Please reproduce the data below line for line, leaving out the pictures.

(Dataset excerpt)
..........

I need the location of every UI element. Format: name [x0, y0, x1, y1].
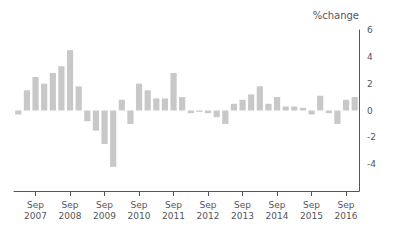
svg-text:2013: 2013 — [231, 211, 254, 221]
svg-text:-2: -2 — [367, 132, 376, 142]
svg-text:Sep: Sep — [234, 200, 251, 210]
svg-text:4: 4 — [367, 52, 373, 62]
svg-text:2007: 2007 — [24, 211, 47, 221]
svg-text:-4: -4 — [367, 159, 376, 169]
svg-text:2015: 2015 — [300, 211, 323, 221]
svg-text:6: 6 — [367, 25, 373, 35]
svg-text:Sep: Sep — [269, 200, 286, 210]
svg-text:Sep: Sep — [62, 200, 79, 210]
svg-text:2016: 2016 — [335, 211, 358, 221]
svg-text:0: 0 — [367, 106, 373, 116]
svg-text:2011: 2011 — [162, 211, 185, 221]
svg-text:2008: 2008 — [59, 211, 82, 221]
svg-text:2010: 2010 — [128, 211, 151, 221]
svg-text:2009: 2009 — [93, 211, 116, 221]
svg-text:2014: 2014 — [266, 211, 289, 221]
svg-text:Sep: Sep — [96, 200, 113, 210]
svg-text:Sep: Sep — [200, 200, 217, 210]
svg-text:Sep: Sep — [27, 200, 44, 210]
svg-text:Sep: Sep — [165, 200, 182, 210]
svg-text:Sep: Sep — [338, 200, 355, 210]
svg-text:%change: %change — [313, 10, 359, 21]
svg-text:2012: 2012 — [197, 211, 220, 221]
svg-text:Sep: Sep — [131, 200, 148, 210]
svg-text:Sep: Sep — [303, 200, 320, 210]
svg-text:2: 2 — [367, 79, 373, 89]
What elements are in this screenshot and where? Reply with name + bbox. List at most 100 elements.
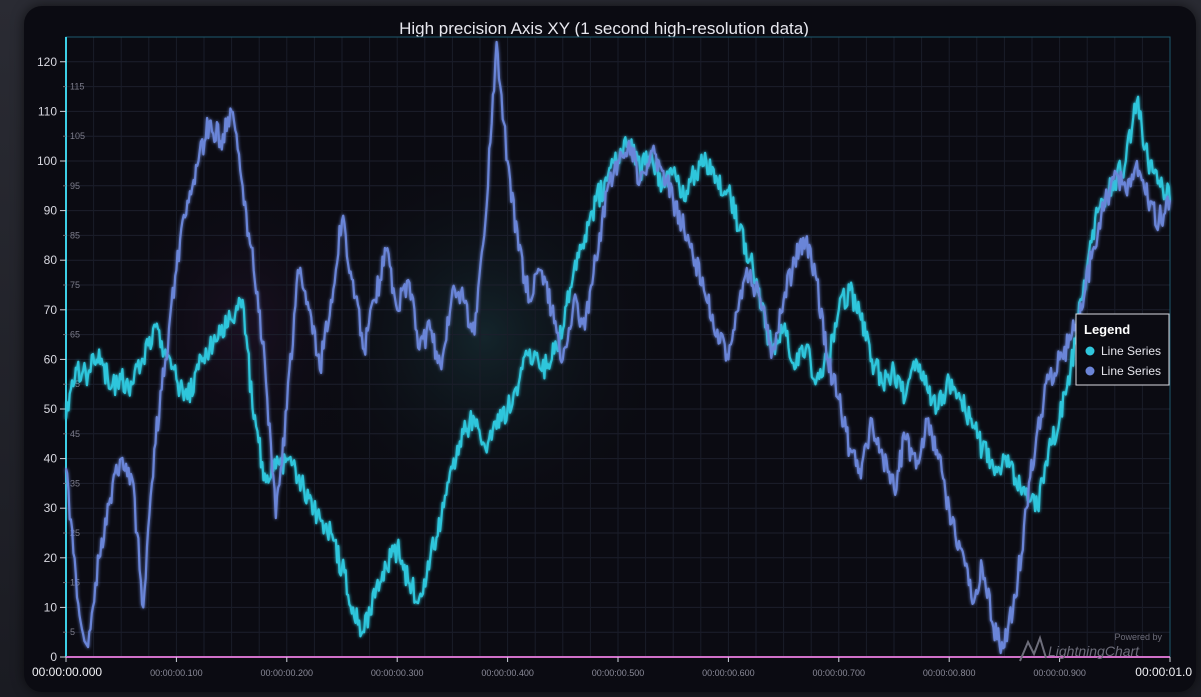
- series-1-point: [230, 318, 233, 321]
- legend-item-2[interactable]: Line Series: [1101, 364, 1161, 378]
- x-tick-label: 00:00:00.100: [150, 668, 203, 678]
- series-2-point: [804, 239, 807, 242]
- series-2-point: [274, 517, 277, 519]
- series-1-point: [926, 388, 928, 390]
- series-2-point: [65, 467, 67, 470]
- series-1-point: [374, 596, 376, 599]
- series-2-point: [506, 160, 509, 162]
- series-2-point: [197, 160, 200, 162]
- x-tick-label: 00:00:00.000: [32, 665, 102, 679]
- series-2-point: [915, 467, 917, 470]
- series-1-point: [573, 269, 575, 271]
- series-2-point: [407, 279, 410, 281]
- series-2-point: [771, 348, 774, 351]
- series-2-point: [76, 596, 78, 599]
- series-2-point: [1047, 378, 1050, 381]
- y-tick-label: 100: [37, 154, 57, 168]
- series-1-point: [550, 358, 553, 361]
- series-1-point: [672, 170, 674, 172]
- series-1-point: [639, 170, 641, 172]
- series-2-point: [727, 358, 730, 361]
- series-2-point: [109, 497, 111, 500]
- series-2-point: [970, 596, 973, 599]
- y-minor-tick-label: 75: [70, 280, 80, 290]
- series-1-point: [330, 532, 332, 534]
- series-1-point: [793, 368, 796, 371]
- series-2-point: [539, 269, 542, 271]
- series-1-point: [208, 348, 211, 351]
- series-1-point: [860, 318, 862, 321]
- series-1-point: [1047, 447, 1050, 450]
- chart-panel: High precision Axis XY (1 second high-re…: [24, 6, 1196, 692]
- series-2-point: [374, 299, 376, 301]
- series-1-point: [705, 160, 708, 162]
- grid: [65, 36, 1171, 658]
- series-1-point: [1114, 180, 1116, 182]
- series-1-point: [352, 606, 354, 609]
- series-2-point: [705, 299, 708, 301]
- series-2-point: [131, 477, 134, 480]
- series-2-point: [584, 328, 586, 331]
- series-1-point: [297, 477, 299, 480]
- chart-svg[interactable]: High precision Axis XY (1 second high-re…: [24, 6, 1196, 692]
- series-2-point: [639, 180, 641, 182]
- series-2-point: [1014, 596, 1017, 599]
- series-1-point: [76, 368, 78, 371]
- series-1-point: [219, 333, 222, 336]
- y-tick-label: 40: [44, 452, 58, 466]
- legend[interactable]: Legend Line Series Line Series: [1075, 313, 1170, 386]
- series-2-point: [286, 408, 288, 410]
- series-1-point: [175, 378, 178, 381]
- series-1-point: [1025, 487, 1028, 490]
- series-2-point: [440, 368, 443, 371]
- series-2-point: [175, 269, 178, 271]
- series-2-point: [550, 309, 553, 311]
- x-axis: 00:00:00.000 00:00:00.100 00:00:00.200 00:0…: [32, 656, 1192, 679]
- series-2-point: [826, 358, 829, 361]
- series-2-point: [815, 279, 818, 281]
- series-2-point: [992, 626, 995, 629]
- y-minor-tick-label: 5: [70, 627, 75, 637]
- series-1-point: [882, 383, 884, 386]
- series-2-point: [871, 418, 873, 420]
- series-2-point: [628, 140, 630, 142]
- series-1-point: [517, 383, 520, 386]
- legend-swatch-1: [1085, 346, 1095, 356]
- series-1-point: [606, 180, 608, 182]
- y-tick-label: 10: [44, 600, 58, 614]
- series-2-point: [164, 358, 167, 361]
- series-1-point: [341, 566, 343, 569]
- series-1-point: [396, 547, 399, 549]
- series-1-point: [838, 309, 840, 311]
- series-1-point: [1080, 299, 1083, 301]
- series-1-point: [197, 368, 200, 371]
- series-1-point: [308, 497, 310, 500]
- series-2-point: [495, 41, 498, 43]
- y-tick-label: 60: [44, 352, 58, 366]
- series-2-point: [241, 185, 244, 187]
- x-tick-label: 00:00:00.700: [813, 668, 866, 678]
- series-1-point: [584, 234, 586, 237]
- series-2-point: [573, 299, 575, 301]
- series-1-point: [683, 199, 686, 202]
- lightningchart-logo-icon: [1019, 634, 1047, 662]
- series-1-point: [528, 348, 531, 351]
- legend-item-1[interactable]: Line Series: [1101, 344, 1161, 358]
- x-tick-label: 00:00:00.900: [1033, 668, 1086, 678]
- series-2-point: [219, 140, 222, 142]
- series-2-point: [297, 269, 299, 271]
- series-2-point: [120, 457, 122, 460]
- y-minor-tick-label: 35: [70, 478, 80, 488]
- series-2-point: [418, 348, 421, 351]
- series-1-point: [661, 185, 663, 187]
- series-1-point: [1136, 100, 1138, 103]
- x-tick-label: 00:00:00.200: [261, 668, 314, 678]
- series-2-point: [528, 299, 531, 301]
- series-group: [64, 40, 1172, 655]
- series-2-point: [1136, 160, 1138, 162]
- series-2-point: [716, 328, 719, 331]
- series-1-point: [893, 368, 895, 371]
- series-2-point: [208, 120, 211, 123]
- series-1-point: [429, 557, 432, 559]
- series-2-point: [142, 606, 145, 609]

..........

> [Task response]:
I need the location of every UI element. Format: name [x0, y0, x1, y1].
svg-text:2013: 2013 — [231, 211, 254, 221]
svg-text:-2: -2 — [367, 132, 376, 142]
svg-text:Sep: Sep — [234, 200, 251, 210]
svg-text:4: 4 — [367, 52, 373, 62]
svg-text:2007: 2007 — [24, 211, 47, 221]
svg-text:-4: -4 — [367, 159, 376, 169]
svg-text:2015: 2015 — [300, 211, 323, 221]
svg-text:6: 6 — [367, 25, 373, 35]
svg-text:Sep: Sep — [269, 200, 286, 210]
svg-text:Sep: Sep — [62, 200, 79, 210]
svg-text:2016: 2016 — [335, 211, 358, 221]
svg-text:0: 0 — [367, 106, 373, 116]
svg-text:2011: 2011 — [162, 211, 185, 221]
svg-text:2008: 2008 — [59, 211, 82, 221]
svg-text:2010: 2010 — [128, 211, 151, 221]
svg-text:2009: 2009 — [93, 211, 116, 221]
svg-text:2014: 2014 — [266, 211, 289, 221]
svg-text:Sep: Sep — [96, 200, 113, 210]
svg-text:Sep: Sep — [200, 200, 217, 210]
svg-text:Sep: Sep — [27, 200, 44, 210]
svg-text:Sep: Sep — [165, 200, 182, 210]
svg-text:Sep: Sep — [338, 200, 355, 210]
svg-text:%change: %change — [313, 10, 359, 21]
svg-text:2012: 2012 — [197, 211, 220, 221]
svg-text:Sep: Sep — [131, 200, 148, 210]
svg-text:Sep: Sep — [303, 200, 320, 210]
svg-text:2: 2 — [367, 79, 373, 89]
What elements are in this screenshot and where? Reply with name + bbox. List at most 100 elements.
- series-1-point: [230, 318, 233, 321]
- legend-item-2[interactable]: Line Series: [1101, 364, 1161, 378]
- x-tick-label: 00:00:00.100: [150, 668, 203, 678]
- series-2-point: [804, 239, 807, 242]
- series-2-point: [274, 517, 277, 519]
- series-1-point: [926, 388, 928, 390]
- series-2-point: [65, 467, 67, 470]
- series-1-point: [374, 596, 376, 599]
- series-2-point: [506, 160, 509, 162]
- series-2-point: [197, 160, 200, 162]
- x-tick-label: 00:00:00.000: [32, 665, 102, 679]
- series-2-point: [915, 467, 917, 470]
- series-1-point: [573, 269, 575, 271]
- series-2-point: [407, 279, 410, 281]
- series-2-point: [771, 348, 774, 351]
- series-2-point: [76, 596, 78, 599]
- series-2-point: [1047, 378, 1050, 381]
- y-tick-label: 100: [37, 154, 57, 168]
- series-1-point: [550, 358, 553, 361]
- series-1-point: [672, 170, 674, 172]
- series-1-point: [639, 170, 641, 172]
- series-2-point: [727, 358, 730, 361]
- series-2-point: [109, 497, 111, 500]
- series-2-point: [970, 596, 973, 599]
- y-minor-tick-label: 75: [70, 280, 80, 290]
- series-1-point: [330, 532, 332, 534]
- series-1-point: [793, 368, 796, 371]
- series-2-point: [539, 269, 542, 271]
- series-1-point: [208, 348, 211, 351]
- series-1-point: [860, 318, 862, 321]
- series-1-point: [1047, 447, 1050, 450]
- chart-panel: High precision Axis XY (1 second high-re…: [24, 6, 1196, 692]
- series-2-point: [374, 299, 376, 301]
- series-1-point: [705, 160, 708, 162]
- grid: [65, 36, 1171, 658]
- series-1-point: [1114, 180, 1116, 182]
- series-1-point: [352, 606, 354, 609]
- series-2-point: [705, 299, 708, 301]
- series-2-point: [131, 477, 134, 480]
- series-2-point: [584, 328, 586, 331]
- series-1-point: [297, 477, 299, 480]
- chart-svg[interactable]: High precision Axis XY (1 second high-re…: [24, 6, 1196, 692]
- series-2-point: [639, 180, 641, 182]
- series-2-point: [1014, 596, 1017, 599]
- series-1-point: [76, 368, 78, 371]
- series-1-point: [219, 333, 222, 336]
- y-tick-label: 40: [44, 452, 58, 466]
- legend[interactable]: Legend Line Series Line Series: [1075, 313, 1170, 386]
- series-2-point: [286, 408, 288, 410]
- series-1-point: [175, 378, 178, 381]
- series-1-point: [1025, 487, 1028, 490]
- series-2-point: [440, 368, 443, 371]
- series-2-point: [175, 269, 178, 271]
- series-2-point: [550, 309, 553, 311]
- x-axis: 00:00:00.000 00:00:00.100 00:00:00.200 00:0…: [32, 656, 1192, 679]
- series-2-point: [826, 358, 829, 361]
- series-2-point: [815, 279, 818, 281]
- series-2-point: [992, 626, 995, 629]
- y-minor-tick-label: 5: [70, 627, 75, 637]
- series-1-point: [882, 383, 884, 386]
- series-2-point: [871, 418, 873, 420]
- series-2-point: [628, 140, 630, 142]
- series-1-point: [517, 383, 520, 386]
- legend-swatch-1: [1085, 346, 1095, 356]
- series-1-point: [606, 180, 608, 182]
- y-tick-label: 10: [44, 600, 58, 614]
- series-2-point: [164, 358, 167, 361]
- series-1-point: [341, 566, 343, 569]
- series-1-point: [396, 547, 399, 549]
- series-1-point: [838, 309, 840, 311]
- series-1-point: [1080, 299, 1083, 301]
- series-1-point: [197, 368, 200, 371]
- series-1-point: [308, 497, 310, 500]
- series-2-point: [495, 41, 498, 43]
- y-tick-label: 60: [44, 352, 58, 366]
- series-2-point: [241, 185, 244, 187]
- x-tick-label: 00:00:00.700: [813, 668, 866, 678]
- series-1-point: [584, 234, 586, 237]
- series-2-point: [573, 299, 575, 301]
- series-1-point: [683, 199, 686, 202]
- lightningchart-logo-icon: [1019, 634, 1047, 662]
- series-1-point: [528, 348, 531, 351]
- legend-item-1[interactable]: Line Series: [1101, 344, 1161, 358]
- x-tick-label: 00:00:00.900: [1033, 668, 1086, 678]
- series-2-point: [219, 140, 222, 142]
- series-2-point: [297, 269, 299, 271]
- series-2-point: [120, 457, 122, 460]
- y-minor-tick-label: 35: [70, 478, 80, 488]
- series-2-point: [418, 348, 421, 351]
- series-1-point: [661, 185, 663, 187]
- series-1-point: [1136, 100, 1138, 103]
- x-tick-label: 00:00:00.200: [261, 668, 314, 678]
- series-2-point: [528, 299, 531, 301]
- series-group: [64, 40, 1172, 655]
- series-2-point: [1136, 160, 1138, 162]
- series-2-point: [716, 328, 719, 331]
- series-1-point: [893, 368, 895, 371]
- series-2-point: [208, 120, 211, 123]
- series-1-point: [429, 557, 432, 559]
- series-2-point: [142, 606, 145, 609]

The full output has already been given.